* **REQUIRED TASK**: Extract the complete data exactly as given.

Figure content listings

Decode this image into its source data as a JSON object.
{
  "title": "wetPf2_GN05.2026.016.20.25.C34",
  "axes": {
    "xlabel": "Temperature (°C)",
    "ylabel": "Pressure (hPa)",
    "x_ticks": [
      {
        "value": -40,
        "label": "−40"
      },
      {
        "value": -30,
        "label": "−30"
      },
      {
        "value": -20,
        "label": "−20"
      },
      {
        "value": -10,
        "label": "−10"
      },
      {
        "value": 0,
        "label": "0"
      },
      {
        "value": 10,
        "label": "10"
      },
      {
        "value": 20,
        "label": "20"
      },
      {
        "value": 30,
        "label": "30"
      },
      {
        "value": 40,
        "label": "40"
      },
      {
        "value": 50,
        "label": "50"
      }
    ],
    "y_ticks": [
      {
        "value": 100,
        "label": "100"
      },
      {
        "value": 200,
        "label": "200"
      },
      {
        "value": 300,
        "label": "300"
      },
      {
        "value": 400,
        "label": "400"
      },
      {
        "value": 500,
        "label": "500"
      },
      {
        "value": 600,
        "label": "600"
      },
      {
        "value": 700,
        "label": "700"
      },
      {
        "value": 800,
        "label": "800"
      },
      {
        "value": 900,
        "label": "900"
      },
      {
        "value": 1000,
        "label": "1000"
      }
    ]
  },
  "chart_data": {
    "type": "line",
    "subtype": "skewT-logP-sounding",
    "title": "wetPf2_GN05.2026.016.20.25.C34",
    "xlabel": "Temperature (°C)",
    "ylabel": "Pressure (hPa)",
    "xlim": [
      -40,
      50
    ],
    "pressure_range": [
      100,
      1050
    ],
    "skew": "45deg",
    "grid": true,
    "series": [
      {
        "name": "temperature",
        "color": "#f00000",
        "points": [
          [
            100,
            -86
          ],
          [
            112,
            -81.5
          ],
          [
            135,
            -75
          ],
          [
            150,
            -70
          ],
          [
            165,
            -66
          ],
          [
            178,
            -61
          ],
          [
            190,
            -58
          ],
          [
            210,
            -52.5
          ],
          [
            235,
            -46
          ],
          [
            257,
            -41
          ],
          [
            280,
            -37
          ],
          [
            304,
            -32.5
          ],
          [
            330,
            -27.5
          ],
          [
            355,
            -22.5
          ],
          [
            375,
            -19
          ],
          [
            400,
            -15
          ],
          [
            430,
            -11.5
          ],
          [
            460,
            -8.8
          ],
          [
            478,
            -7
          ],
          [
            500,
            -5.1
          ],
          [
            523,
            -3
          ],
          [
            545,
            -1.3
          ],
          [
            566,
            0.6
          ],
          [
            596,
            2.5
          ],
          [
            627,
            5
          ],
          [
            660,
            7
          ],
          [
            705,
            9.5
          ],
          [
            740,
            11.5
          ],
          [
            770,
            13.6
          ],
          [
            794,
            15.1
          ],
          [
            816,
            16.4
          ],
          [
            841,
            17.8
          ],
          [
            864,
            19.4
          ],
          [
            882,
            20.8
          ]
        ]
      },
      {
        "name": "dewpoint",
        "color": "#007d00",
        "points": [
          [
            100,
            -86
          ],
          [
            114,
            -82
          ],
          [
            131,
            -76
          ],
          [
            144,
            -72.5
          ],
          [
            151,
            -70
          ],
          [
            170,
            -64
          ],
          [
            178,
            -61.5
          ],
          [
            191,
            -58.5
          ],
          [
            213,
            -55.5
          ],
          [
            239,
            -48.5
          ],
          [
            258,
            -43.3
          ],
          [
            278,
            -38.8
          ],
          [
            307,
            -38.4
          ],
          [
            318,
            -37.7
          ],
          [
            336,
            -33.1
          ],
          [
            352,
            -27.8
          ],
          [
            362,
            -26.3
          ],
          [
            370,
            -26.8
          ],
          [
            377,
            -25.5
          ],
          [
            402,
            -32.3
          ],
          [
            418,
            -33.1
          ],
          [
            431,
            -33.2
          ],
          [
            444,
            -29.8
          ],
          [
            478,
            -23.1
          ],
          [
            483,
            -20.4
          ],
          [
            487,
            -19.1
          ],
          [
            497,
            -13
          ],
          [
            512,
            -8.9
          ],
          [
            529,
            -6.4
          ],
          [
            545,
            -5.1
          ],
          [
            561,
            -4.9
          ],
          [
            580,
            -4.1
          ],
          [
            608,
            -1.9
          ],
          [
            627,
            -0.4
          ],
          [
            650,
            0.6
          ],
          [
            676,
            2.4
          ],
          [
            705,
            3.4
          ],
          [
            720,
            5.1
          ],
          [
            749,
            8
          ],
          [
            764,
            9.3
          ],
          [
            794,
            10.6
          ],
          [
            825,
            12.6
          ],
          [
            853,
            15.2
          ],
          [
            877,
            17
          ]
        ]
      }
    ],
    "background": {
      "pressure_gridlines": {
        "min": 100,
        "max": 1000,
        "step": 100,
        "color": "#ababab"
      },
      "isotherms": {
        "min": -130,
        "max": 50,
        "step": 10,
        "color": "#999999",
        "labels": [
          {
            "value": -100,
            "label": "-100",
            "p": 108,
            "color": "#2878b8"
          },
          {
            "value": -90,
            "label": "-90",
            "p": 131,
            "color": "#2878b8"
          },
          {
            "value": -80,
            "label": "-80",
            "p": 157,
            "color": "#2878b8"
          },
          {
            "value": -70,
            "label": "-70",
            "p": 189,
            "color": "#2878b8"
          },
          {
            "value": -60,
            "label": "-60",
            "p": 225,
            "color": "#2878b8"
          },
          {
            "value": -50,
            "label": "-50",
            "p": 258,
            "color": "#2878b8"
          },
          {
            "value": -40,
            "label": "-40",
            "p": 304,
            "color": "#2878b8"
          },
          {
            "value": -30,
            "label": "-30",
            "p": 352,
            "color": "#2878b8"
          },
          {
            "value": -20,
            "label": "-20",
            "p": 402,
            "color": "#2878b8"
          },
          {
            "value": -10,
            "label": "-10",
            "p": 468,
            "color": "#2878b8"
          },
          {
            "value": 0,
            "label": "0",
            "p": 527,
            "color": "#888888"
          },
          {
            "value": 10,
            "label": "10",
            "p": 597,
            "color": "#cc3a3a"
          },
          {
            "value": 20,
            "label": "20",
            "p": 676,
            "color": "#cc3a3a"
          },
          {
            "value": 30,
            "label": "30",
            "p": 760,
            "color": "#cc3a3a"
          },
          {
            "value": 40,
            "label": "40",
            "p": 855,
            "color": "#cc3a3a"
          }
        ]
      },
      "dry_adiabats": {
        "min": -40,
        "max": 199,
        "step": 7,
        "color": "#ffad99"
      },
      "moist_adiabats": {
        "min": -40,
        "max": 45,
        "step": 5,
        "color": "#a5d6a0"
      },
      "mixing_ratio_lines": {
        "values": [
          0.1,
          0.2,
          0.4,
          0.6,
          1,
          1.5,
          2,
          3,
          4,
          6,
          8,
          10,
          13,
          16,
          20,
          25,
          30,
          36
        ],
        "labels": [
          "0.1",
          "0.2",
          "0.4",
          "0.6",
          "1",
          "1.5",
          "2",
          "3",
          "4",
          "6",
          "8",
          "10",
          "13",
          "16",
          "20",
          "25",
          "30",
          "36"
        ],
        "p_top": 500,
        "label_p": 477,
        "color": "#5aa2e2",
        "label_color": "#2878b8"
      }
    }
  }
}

* **SOLVED EXERCISE**:
Decode this image into its source data as a JSON object.
{
  "title": "wetPf2_GN05.2026.016.20.25.C34",
  "axes": {
    "xlabel": "Temperature (°C)",
    "ylabel": "Pressure (hPa)",
    "x_ticks": [
      {
        "value": -40,
        "label": "−40"
      },
      {
        "value": -30,
        "label": "−30"
      },
      {
        "value": -20,
        "label": "−20"
      },
      {
        "value": -10,
        "label": "−10"
      },
      {
        "value": 0,
        "label": "0"
      },
      {
        "value": 10,
        "label": "10"
      },
      {
        "value": 20,
        "label": "20"
      },
      {
        "value": 30,
        "label": "30"
      },
      {
        "value": 40,
        "label": "40"
      },
      {
        "value": 50,
        "label": "50"
      }
    ],
    "y_ticks": [
      {
        "value": 100,
        "label": "100"
      },
      {
        "value": 200,
        "label": "200"
      },
      {
        "value": 300,
        "label": "300"
      },
      {
        "value": 400,
        "label": "400"
      },
      {
        "value": 500,
        "label": "500"
      },
      {
        "value": 600,
        "label": "600"
      },
      {
        "value": 700,
        "label": "700"
      },
      {
        "value": 800,
        "label": "800"
      },
      {
        "value": 900,
        "label": "900"
      },
      {
        "value": 1000,
        "label": "1000"
      }
    ]
  },
  "chart_data": {
    "type": "line",
    "subtype": "skewT-logP-sounding",
    "title": "wetPf2_GN05.2026.016.20.25.C34",
    "xlabel": "Temperature (°C)",
    "ylabel": "Pressure (hPa)",
    "xlim": [
      -40,
      50
    ],
    "pressure_range": [
      100,
      1050
    ],
    "skew": "45deg",
    "grid": true,
    "series": [
      {
        "name": "temperature",
        "color": "#f00000",
        "points": [
          [
            100,
            -86
          ],
          [
            112,
            -81.5
          ],
          [
            135,
            -75
          ],
          [
            150,
            -70
          ],
          [
            165,
            -66
          ],
          [
            178,
            -61
          ],
          [
            190,
            -58
          ],
          [
            210,
            -52.5
          ],
          [
            235,
            -46
          ],
          [
            257,
            -41
          ],
          [
            280,
            -37
          ],
          [
            304,
            -32.5
          ],
          [
            330,
            -27.5
          ],
          [
            355,
            -22.5
          ],
          [
            375,
            -19
          ],
          [
            400,
            -15
          ],
          [
            430,
            -11.5
          ],
          [
            460,
            -8.8
          ],
          [
            478,
            -7
          ],
          [
            500,
            -5.1
          ],
          [
            523,
            -3
          ],
          [
            545,
            -1.3
          ],
          [
            566,
            0.6
          ],
          [
            596,
            2.5
          ],
          [
            627,
            5
          ],
          [
            660,
            7
          ],
          [
            705,
            9.5
          ],
          [
            740,
            11.5
          ],
          [
            770,
            13.6
          ],
          [
            794,
            15.1
          ],
          [
            816,
            16.4
          ],
          [
            841,
            17.8
          ],
          [
            864,
            19.4
          ],
          [
            882,
            20.8
          ]
        ]
      },
      {
        "name": "dewpoint",
        "color": "#007d00",
        "points": [
          [
            100,
            -86
          ],
          [
            114,
            -82
          ],
          [
            131,
            -76
          ],
          [
            144,
            -72.5
          ],
          [
            151,
            -70
          ],
          [
            170,
            -64
          ],
          [
            178,
            -61.5
          ],
          [
            191,
            -58.5
          ],
          [
            213,
            -55.5
          ],
          [
            239,
            -48.5
          ],
          [
            258,
            -43.3
          ],
          [
            278,
            -38.8
          ],
          [
            307,
            -38.4
          ],
          [
            318,
            -37.7
          ],
          [
            336,
            -33.1
          ],
          [
            352,
            -27.8
          ],
          [
            362,
            -26.3
          ],
          [
            370,
            -26.8
          ],
          [
            377,
            -25.5
          ],
          [
            402,
            -32.3
          ],
          [
            418,
            -33.1
          ],
          [
            431,
            -33.2
          ],
          [
            444,
            -29.8
          ],
          [
            478,
            -23.1
          ],
          [
            483,
            -20.4
          ],
          [
            487,
            -19.1
          ],
          [
            497,
            -13
          ],
          [
            512,
            -8.9
          ],
          [
            529,
            -6.4
          ],
          [
            545,
            -5.1
          ],
          [
            561,
            -4.9
          ],
          [
            580,
            -4.1
          ],
          [
            608,
            -1.9
          ],
          [
            627,
            -0.4
          ],
          [
            650,
            0.6
          ],
          [
            676,
            2.4
          ],
          [
            705,
            3.4
          ],
          [
            720,
            5.1
          ],
          [
            749,
            8
          ],
          [
            764,
            9.3
          ],
          [
            794,
            10.6
          ],
          [
            825,
            12.6
          ],
          [
            853,
            15.2
          ],
          [
            877,
            17
          ]
        ]
      }
    ],
    "background": {
      "pressure_gridlines": {
        "min": 100,
        "max": 1000,
        "step": 100,
        "color": "#ababab"
      },
      "isotherms": {
        "min": -130,
        "max": 50,
        "step": 10,
        "color": "#999999",
        "labels": [
          {
            "value": -100,
            "label": "-100",
            "p": 108,
            "color": "#2878b8"
          },
          {
            "value": -90,
            "label": "-90",
            "p": 131,
            "color": "#2878b8"
          },
          {
            "value": -80,
            "label": "-80",
            "p": 157,
            "color": "#2878b8"
          },
          {
            "value": -70,
            "label": "-70",
            "p": 189,
            "color": "#2878b8"
          },
          {
            "value": -60,
            "label": "-60",
            "p": 225,
            "color": "#2878b8"
          },
          {
            "value": -50,
            "label": "-50",
            "p": 258,
            "color": "#2878b8"
          },
          {
            "value": -40,
            "label": "-40",
            "p": 304,
            "color": "#2878b8"
          },
          {
            "value": -30,
            "label": "-30",
            "p": 352,
            "color": "#2878b8"
          },
          {
            "value": -20,
            "label": "-20",
            "p": 402,
            "color": "#2878b8"
          },
          {
            "value": -10,
            "label": "-10",
            "p": 468,
            "color": "#2878b8"
          },
          {
            "value": 0,
            "label": "0",
            "p": 527,
            "color": "#888888"
          },
          {
            "value": 10,
            "label": "10",
            "p": 597,
            "color": "#cc3a3a"
          },
          {
            "value": 20,
            "label": "20",
            "p": 676,
            "color": "#cc3a3a"
          },
          {
            "value": 30,
            "label": "30",
            "p": 760,
            "color": "#cc3a3a"
          },
          {
            "value": 40,
            "label": "40",
            "p": 855,
            "color": "#cc3a3a"
          }
        ]
      },
      "dry_adiabats": {
        "min": -40,
        "max": 199,
        "step": 7,
        "color": "#ffad99"
      },
      "moist_adiabats": {
        "min": -40,
        "max": 45,
        "step": 5,
        "color": "#a5d6a0"
      },
      "mixing_ratio_lines": {
        "values": [
          0.1,
          0.2,
          0.4,
          0.6,
          1,
          1.5,
          2,
          3,
          4,
          6,
          8,
          10,
          13,
          16,
          20,
          25,
          30,
          36
        ],
        "labels": [
          "0.1",
          "0.2",
          "0.4",
          "0.6",
          "1",
          "1.5",
          "2",
          "3",
          "4",
          "6",
          "8",
          "10",
          "13",
          "16",
          "20",
          "25",
          "30",
          "36"
        ],
        "p_top": 500,
        "label_p": 477,
        "color": "#5aa2e2",
        "label_color": "#2878b8"
      }
    }
  }
}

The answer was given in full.